EXERCISE: Comb the records below for the string "title" and copy each line where it turns up.

(Saved entries)
---
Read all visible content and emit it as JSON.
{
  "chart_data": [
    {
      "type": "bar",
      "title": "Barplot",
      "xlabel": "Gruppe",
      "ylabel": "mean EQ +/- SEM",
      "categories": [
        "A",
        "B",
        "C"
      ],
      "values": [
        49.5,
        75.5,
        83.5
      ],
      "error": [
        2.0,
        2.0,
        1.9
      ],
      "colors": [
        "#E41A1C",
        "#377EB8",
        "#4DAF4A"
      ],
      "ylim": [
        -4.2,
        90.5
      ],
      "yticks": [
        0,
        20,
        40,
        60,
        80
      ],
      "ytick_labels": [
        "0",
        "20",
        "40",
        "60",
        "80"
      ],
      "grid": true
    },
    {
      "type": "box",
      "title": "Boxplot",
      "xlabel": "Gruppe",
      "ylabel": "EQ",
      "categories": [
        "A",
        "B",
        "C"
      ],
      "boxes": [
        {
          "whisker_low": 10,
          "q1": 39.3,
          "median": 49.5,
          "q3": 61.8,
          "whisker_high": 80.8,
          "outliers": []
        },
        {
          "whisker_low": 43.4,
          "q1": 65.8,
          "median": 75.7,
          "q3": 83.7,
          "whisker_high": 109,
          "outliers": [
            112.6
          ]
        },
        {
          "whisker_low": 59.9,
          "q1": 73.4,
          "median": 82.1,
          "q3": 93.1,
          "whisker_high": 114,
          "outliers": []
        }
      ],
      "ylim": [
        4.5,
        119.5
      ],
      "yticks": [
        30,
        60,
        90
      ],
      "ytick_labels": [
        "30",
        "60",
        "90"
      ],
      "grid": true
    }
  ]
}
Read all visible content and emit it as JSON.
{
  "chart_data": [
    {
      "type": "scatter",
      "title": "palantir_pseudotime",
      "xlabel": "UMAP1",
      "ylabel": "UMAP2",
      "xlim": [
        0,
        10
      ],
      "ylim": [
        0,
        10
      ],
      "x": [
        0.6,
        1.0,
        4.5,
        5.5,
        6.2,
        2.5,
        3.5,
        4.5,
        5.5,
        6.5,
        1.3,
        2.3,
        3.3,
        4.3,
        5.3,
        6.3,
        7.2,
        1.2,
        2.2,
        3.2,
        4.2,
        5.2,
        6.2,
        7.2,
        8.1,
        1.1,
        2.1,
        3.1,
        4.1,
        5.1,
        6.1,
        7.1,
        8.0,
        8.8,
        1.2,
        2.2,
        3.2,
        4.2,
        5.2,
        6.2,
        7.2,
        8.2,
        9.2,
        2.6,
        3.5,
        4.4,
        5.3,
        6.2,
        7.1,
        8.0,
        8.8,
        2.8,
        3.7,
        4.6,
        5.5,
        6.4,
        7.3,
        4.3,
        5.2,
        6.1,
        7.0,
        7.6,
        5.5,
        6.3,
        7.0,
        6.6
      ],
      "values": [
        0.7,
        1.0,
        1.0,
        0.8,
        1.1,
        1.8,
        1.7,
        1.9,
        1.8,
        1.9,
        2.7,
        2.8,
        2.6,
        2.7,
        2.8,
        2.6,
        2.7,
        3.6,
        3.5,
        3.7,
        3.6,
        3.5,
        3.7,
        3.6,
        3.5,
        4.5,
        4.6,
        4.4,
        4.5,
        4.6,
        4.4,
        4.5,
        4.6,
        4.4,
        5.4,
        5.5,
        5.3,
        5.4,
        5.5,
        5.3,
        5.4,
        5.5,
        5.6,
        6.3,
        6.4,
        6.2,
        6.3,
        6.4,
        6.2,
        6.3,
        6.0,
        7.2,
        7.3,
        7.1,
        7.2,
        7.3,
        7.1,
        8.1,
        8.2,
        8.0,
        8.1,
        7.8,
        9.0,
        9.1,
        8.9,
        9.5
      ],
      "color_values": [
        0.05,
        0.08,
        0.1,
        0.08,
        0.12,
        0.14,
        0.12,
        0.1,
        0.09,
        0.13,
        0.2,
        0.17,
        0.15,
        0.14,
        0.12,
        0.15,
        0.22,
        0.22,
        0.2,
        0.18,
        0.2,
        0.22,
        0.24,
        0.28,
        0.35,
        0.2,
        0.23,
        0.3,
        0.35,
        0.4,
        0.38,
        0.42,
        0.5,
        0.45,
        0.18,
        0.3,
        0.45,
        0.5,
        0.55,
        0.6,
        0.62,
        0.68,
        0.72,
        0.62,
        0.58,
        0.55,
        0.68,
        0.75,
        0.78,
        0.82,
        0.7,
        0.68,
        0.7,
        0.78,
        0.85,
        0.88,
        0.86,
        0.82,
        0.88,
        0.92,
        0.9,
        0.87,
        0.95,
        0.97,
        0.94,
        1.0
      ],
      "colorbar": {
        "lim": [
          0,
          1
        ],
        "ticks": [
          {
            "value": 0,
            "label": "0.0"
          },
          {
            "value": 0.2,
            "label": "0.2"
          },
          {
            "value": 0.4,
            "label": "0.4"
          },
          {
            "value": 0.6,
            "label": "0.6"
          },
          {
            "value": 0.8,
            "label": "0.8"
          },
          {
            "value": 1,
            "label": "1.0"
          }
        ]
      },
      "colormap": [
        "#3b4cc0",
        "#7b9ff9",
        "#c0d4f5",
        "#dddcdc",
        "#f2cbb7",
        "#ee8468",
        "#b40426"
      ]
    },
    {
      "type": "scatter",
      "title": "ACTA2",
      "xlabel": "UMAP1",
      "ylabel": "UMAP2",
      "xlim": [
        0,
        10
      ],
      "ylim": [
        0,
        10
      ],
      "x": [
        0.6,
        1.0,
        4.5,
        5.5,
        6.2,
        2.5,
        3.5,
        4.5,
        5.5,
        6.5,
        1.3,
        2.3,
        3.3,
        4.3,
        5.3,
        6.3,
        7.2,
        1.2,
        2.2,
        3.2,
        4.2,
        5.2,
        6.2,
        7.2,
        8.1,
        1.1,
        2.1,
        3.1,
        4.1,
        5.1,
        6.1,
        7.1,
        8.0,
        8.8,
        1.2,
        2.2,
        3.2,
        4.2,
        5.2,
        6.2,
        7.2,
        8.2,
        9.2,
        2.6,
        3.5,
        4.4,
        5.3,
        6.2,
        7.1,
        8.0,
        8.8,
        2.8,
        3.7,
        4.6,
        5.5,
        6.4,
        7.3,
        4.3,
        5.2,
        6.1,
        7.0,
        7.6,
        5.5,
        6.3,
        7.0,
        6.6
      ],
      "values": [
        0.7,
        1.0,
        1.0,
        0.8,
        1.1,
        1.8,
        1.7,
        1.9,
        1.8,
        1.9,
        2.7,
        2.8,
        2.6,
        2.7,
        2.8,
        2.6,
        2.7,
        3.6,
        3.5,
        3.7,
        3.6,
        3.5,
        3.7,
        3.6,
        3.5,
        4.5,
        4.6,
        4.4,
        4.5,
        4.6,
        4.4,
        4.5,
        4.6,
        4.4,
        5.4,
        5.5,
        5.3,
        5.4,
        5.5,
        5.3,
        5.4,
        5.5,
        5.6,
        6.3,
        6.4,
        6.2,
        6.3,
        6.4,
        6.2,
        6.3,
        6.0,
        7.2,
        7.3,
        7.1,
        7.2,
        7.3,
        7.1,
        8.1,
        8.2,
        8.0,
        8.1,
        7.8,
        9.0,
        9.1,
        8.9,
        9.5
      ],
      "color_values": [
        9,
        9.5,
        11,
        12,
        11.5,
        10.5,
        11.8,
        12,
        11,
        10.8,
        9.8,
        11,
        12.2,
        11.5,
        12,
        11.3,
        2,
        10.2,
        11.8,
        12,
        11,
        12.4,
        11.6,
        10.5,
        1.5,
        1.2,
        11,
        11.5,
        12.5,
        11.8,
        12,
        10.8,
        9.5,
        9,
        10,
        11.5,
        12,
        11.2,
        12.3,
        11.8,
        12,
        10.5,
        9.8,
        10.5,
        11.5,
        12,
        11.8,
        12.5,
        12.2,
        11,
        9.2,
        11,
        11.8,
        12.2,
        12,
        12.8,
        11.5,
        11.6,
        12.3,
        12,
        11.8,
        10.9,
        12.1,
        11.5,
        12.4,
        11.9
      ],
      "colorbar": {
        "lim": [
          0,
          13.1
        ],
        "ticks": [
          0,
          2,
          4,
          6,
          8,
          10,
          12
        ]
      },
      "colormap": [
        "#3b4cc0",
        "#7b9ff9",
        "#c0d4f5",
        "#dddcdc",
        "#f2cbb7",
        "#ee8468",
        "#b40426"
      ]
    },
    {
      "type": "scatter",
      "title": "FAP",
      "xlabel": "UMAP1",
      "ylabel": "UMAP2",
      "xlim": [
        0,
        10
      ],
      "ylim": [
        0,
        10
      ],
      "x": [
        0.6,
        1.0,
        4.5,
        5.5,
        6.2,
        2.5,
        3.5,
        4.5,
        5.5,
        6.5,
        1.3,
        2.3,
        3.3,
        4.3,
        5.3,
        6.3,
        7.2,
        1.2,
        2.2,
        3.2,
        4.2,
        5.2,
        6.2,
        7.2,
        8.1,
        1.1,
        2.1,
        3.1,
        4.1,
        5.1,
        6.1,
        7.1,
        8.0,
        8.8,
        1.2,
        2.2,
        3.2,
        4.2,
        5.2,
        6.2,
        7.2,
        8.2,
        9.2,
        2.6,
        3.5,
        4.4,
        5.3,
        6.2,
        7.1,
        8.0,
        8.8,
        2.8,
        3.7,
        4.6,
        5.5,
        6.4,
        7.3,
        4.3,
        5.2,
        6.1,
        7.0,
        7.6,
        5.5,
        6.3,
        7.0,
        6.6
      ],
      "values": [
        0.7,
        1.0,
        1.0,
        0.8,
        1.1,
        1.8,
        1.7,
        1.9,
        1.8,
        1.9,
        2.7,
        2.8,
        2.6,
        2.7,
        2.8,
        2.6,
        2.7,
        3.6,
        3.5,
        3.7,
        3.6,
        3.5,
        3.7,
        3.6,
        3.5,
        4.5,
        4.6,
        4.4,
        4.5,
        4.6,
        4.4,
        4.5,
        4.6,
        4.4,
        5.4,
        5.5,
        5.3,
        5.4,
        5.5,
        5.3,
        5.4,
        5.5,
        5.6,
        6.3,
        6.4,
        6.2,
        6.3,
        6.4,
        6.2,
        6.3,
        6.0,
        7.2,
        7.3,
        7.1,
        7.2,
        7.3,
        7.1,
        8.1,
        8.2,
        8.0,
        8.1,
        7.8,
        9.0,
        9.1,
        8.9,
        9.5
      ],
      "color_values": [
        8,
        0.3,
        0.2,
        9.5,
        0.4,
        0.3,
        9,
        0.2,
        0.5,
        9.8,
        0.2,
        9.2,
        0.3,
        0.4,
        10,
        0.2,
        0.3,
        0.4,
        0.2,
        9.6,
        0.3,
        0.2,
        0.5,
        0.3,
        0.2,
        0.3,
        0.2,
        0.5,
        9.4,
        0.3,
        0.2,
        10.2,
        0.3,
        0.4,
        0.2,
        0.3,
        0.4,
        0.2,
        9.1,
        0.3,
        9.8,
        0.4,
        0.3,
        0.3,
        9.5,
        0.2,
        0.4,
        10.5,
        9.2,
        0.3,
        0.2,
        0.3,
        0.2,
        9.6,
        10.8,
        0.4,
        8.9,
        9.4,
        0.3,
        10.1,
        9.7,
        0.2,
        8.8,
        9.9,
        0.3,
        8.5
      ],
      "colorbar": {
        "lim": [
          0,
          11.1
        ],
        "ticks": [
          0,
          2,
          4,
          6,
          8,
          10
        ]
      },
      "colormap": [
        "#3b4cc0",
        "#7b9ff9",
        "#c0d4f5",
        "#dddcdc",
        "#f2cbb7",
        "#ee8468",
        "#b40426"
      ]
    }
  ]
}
---
RESPONSE FOR THIS EXERCISE:
      "title": "Barplot",
      "title": "Boxplot",
      "title": "palantir_pseudotime",
      "title": "ACTA2",
      "title": "FAP",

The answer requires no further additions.